= Job =
Identify the lines containing the word "screenshot". Copy each one.

= Record list =
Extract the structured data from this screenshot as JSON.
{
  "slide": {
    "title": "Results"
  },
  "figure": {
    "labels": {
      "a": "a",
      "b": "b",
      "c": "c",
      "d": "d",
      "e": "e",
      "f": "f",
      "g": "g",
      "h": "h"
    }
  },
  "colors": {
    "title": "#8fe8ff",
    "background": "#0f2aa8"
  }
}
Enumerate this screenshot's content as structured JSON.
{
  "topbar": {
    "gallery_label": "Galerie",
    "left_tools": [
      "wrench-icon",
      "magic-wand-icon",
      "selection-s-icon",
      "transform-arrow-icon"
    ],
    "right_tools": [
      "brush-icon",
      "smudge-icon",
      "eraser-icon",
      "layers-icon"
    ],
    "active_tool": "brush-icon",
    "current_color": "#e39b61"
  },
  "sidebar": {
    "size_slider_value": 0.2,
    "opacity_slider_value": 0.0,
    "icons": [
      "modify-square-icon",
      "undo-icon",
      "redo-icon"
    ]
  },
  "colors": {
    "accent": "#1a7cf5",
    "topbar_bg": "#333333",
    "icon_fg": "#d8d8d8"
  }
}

= Task solution =
Extract the structured data from this screenshot as JSON.
Enumerate this screenshot's content as structured JSON.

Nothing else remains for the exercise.